:: Source text

Question

The position of a particle moving along the x axis depends on the time according to the equation x = ct3 - bt6, where x is in meters and t in seconds. Let c and b have numerical values 2.9 m/s3 and 2.0 m/s6, respectively. From t = 0.0 s to t = 1.3 s, (a) what is the displacement of the particle? Find its velocity at times (b) 1.0 s, (c) 2.0 s, (d) 3.0 s, and (e) 4.0 s. Find its acceleration at (f) 1.0 s, (g) 2.0 s, (h) 3.0 s, and (i) 4.0 s.

Answer 1

Given the equation of the particle, we know that:

`x=(2.9(m)/(s^(3) ) )*t^(3) -(2(m)/(s^(6) ) )*t^(6)`

a) In
`t=0.0s` we evaluate
`t` in the former equation:

`x_(1) =(2.9(m)/(s^(3) ) )*(0)^(3) -(2(m)/(s^(6) ) )*(0)^(6)=0m`

In
`t=1.3s`

`x_(2) =(2.9(m)/(s^(3) ) )*(1.3s)^(3) -(2(m)/(s^(6) ) )*(1.3s)^(6)=-3,28232m`

a) So, we know that the displacement of te particle is given by:

`x=x_(2)-x_(1) =-3.28232m-0m=-3.28232m`

To find it's velocity, we need to derivate the equation of position by the formula:

`v_(x) =(dx)/(dt) =3ct^(2)-6bt^(5) =(8.7(m)/(s^(3) ))t^(2) -(12(m)/(s^(6) ) )t^(5)`

And evaluate this expression at each specified t:

b)
`v(1s)_(x) =(8.7(m)/(s^(3) ))(1s)^(2) -(12(m)/(s^(6) ) )(1s)^(5)=-3.3(m)/(s)`

c)
`v(2s)_(x) =(8.7(m)/(s^(3) ))(2s)^(2) -(12(m)/(s^(6) ) )(2s)^(5)=-349.2(m)/(s)`

d)
`v(3s)_(x) =(8.7(m)/(s^(3) ))(3s)^(2) -(12(m)/(s^(6) ) )(3s)^(5)=-2837.7(m)/(s)`

e)

::::

Problem requirements:
Answer these questions from the source text:
(a) What numerical value does the source text give for c?
(b) What velocity does Answer 1 find at 2.0 s?
(c) What displacement does Answer 1 find from t = 0.0 s to t = 1.3 s?

:: Study material

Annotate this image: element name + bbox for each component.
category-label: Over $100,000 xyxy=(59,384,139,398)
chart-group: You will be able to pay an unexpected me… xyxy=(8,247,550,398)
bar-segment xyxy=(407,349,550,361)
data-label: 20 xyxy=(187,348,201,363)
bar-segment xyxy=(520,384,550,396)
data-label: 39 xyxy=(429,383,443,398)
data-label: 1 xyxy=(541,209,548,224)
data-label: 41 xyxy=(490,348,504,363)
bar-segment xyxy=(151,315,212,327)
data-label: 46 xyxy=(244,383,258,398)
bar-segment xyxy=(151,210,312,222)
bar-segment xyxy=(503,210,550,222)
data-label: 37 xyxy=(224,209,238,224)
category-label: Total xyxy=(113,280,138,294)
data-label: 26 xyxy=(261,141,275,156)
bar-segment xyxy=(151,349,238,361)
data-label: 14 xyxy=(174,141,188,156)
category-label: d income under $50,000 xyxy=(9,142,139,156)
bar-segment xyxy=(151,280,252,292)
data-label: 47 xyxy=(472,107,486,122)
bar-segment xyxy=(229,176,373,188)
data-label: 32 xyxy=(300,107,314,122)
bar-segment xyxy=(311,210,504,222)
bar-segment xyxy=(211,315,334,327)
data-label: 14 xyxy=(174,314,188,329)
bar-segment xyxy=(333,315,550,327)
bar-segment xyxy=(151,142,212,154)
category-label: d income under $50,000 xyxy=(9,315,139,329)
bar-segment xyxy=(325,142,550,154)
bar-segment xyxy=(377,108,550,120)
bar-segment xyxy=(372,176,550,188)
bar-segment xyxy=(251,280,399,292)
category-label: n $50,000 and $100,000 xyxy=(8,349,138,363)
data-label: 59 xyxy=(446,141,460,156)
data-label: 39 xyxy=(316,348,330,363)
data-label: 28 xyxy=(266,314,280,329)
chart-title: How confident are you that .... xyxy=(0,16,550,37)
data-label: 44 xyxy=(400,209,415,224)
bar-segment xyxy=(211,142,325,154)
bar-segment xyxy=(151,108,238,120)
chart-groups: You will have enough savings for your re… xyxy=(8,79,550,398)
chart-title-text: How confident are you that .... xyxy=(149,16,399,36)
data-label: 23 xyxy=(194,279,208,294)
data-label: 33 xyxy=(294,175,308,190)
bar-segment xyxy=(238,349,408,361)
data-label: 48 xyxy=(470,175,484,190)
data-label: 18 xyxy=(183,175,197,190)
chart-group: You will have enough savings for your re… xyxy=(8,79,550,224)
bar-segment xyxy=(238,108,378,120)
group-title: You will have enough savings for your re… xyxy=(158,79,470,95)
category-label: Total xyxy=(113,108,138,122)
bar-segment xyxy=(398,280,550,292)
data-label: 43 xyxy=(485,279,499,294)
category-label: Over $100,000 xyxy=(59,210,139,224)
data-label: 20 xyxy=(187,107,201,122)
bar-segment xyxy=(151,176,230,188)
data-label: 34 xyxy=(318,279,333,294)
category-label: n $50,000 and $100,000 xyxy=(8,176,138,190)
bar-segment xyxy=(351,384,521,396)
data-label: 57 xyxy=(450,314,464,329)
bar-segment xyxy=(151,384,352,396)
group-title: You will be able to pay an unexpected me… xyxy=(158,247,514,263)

::::

Response:
(a) 2.9 m/s³
(b) -349.2 m/s
(c) -3.28232 m